Do this -> Filter the lines below, copying only those with the string "Ispitna".

Source records ->
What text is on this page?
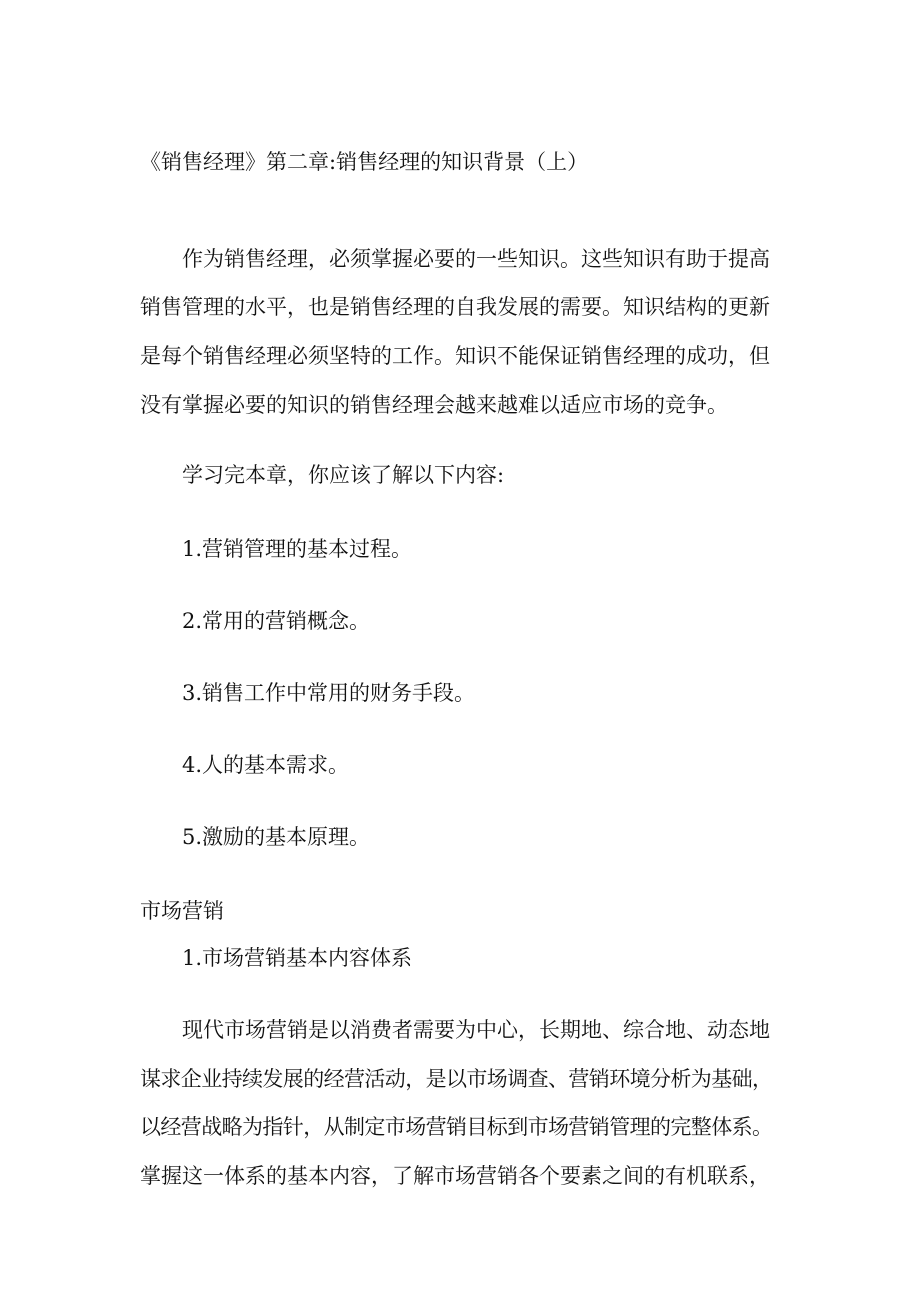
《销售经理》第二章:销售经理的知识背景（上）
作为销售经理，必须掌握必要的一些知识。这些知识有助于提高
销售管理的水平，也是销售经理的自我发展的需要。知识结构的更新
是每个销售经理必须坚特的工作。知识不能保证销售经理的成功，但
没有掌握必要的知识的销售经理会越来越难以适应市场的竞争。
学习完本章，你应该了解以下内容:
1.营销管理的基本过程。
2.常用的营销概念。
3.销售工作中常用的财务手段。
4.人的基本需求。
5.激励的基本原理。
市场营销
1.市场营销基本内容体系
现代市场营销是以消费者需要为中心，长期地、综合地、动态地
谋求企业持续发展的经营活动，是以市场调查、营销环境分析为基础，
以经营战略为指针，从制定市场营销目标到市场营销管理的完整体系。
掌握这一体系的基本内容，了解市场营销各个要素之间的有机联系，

==

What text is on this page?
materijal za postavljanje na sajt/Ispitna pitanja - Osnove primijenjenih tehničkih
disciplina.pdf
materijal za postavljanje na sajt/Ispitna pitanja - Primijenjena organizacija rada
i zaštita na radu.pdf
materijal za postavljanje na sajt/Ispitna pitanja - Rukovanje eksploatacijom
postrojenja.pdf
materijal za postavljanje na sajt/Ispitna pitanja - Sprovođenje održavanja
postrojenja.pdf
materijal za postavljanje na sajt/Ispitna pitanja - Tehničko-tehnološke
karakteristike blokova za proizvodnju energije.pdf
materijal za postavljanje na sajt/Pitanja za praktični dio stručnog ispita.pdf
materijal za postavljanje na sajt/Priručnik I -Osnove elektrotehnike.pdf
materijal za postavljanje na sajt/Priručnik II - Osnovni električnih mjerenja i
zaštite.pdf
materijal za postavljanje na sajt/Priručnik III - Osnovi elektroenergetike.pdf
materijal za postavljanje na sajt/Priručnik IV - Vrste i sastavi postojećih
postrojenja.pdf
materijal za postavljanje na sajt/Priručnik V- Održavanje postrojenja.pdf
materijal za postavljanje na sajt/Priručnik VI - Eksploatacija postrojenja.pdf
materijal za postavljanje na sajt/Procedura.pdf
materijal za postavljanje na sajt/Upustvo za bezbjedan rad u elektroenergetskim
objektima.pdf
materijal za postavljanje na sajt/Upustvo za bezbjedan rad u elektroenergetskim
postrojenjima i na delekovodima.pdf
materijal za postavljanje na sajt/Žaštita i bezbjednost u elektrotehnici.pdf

Solution to this task ->
materijal za postavljanje na sajt/Ispitna pitanja - Osnove primijenjenih tehničkih
materijal za postavljanje na sajt/Ispitna pitanja - Primijenjena organizacija rada
materijal za postavljanje na sajt/Ispitna pitanja - Rukovanje eksploatacijom
materijal za postavljanje na sajt/Ispitna pitanja - Sprovođenje održavanja
materijal za postavljanje na sajt/Ispitna pitanja - Tehničko-tehnološke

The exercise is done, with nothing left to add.